■ WRITTEN INSTRUCTION: Quote, without change, all of the lines that follow.

■ GIVEN RECORDS:
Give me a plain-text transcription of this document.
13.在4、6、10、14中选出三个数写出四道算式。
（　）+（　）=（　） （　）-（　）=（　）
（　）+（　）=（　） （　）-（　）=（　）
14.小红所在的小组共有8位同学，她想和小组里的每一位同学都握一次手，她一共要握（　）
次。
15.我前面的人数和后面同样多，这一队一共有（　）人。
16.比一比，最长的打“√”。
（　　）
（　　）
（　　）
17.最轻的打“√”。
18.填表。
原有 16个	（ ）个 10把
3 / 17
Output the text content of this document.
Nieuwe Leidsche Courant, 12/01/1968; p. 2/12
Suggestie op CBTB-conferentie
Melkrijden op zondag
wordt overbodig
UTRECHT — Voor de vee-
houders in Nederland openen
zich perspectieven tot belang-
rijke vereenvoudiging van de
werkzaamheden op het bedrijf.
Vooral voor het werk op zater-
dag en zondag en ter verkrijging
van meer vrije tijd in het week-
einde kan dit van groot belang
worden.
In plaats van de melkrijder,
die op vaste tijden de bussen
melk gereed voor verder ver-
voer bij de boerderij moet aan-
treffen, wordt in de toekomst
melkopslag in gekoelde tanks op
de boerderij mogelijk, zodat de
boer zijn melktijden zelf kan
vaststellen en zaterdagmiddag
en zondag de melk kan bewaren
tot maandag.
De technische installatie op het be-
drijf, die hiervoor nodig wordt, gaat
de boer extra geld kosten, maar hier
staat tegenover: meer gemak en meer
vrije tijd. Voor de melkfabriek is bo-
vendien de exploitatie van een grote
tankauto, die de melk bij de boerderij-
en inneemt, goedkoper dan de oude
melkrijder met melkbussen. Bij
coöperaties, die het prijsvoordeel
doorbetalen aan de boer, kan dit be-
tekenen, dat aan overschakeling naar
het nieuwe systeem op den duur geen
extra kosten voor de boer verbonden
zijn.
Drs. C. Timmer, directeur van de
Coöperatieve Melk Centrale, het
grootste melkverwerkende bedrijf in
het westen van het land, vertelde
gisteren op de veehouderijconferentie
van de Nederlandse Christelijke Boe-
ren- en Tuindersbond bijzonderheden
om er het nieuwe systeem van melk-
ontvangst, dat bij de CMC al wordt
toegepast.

■ TASK RESULT:
Give me a plain-text transcription of this document.
13.在4、6、10、14中选出三个数写出四道算式。
（　）+（　）=（　） （　）-（　）=（　）
（　）+（　）=（　） （　）-（　）=（　）
14.小红所在的小组共有8位同学，她想和小组里的每一位同学都握一次手，她一共要握（　）
次。
15.我前面的人数和后面同样多，这一队一共有（　）人。
16.比一比，最长的打“√”。
（　　）
（　　）
（　　）
17.最轻的打“√”。
18.填表。
原有 16个	（ ）个 10把
3 / 17
Output the text content of this document.
Nieuwe Leidsche Courant, 12/01/1968; p. 2/12
Suggestie op CBTB-conferentie
Melkrijden op zondag
wordt overbodig
UTRECHT — Voor de vee-
houders in Nederland openen
zich perspectieven tot belang-
rijke vereenvoudiging van de
werkzaamheden op het bedrijf.
Vooral voor het werk op zater-
dag en zondag en ter verkrijging
van meer vrije tijd in het week-
einde kan dit van groot belang
worden.
In plaats van de melkrijder,
die op vaste tijden de bussen
melk gereed voor verder ver-
voer bij de boerderij moet aan-
treffen, wordt in de toekomst
melkopslag in gekoelde tanks op
de boerderij mogelijk, zodat de
boer zijn melktijden zelf kan
vaststellen en zaterdagmiddag
en zondag de melk kan bewaren
tot maandag.
De technische installatie op het be-
drijf, die hiervoor nodig wordt, gaat
de boer extra geld kosten, maar hier
staat tegenover: meer gemak en meer
vrije tijd. Voor de melkfabriek is bo-
vendien de exploitatie van een grote
tankauto, die de melk bij de boerderij-
en inneemt, goedkoper dan de oude
melkrijder met melkbussen. Bij
coöperaties, die het prijsvoordeel
doorbetalen aan de boer, kan dit be-
tekenen, dat aan overschakeling naar
het nieuwe systeem op den duur geen
extra kosten voor de boer verbonden
zijn.
Drs. C. Timmer, directeur van de
Coöperatieve Melk Centrale, het
grootste melkverwerkende bedrijf in
het westen van het land, vertelde
gisteren op de veehouderijconferentie
van de Nederlandse Christelijke Boe-
ren- en Tuindersbond bijzonderheden
om er het nieuwe systeem van melk-
ontvangst, dat bij de CMC al wordt
toegepast.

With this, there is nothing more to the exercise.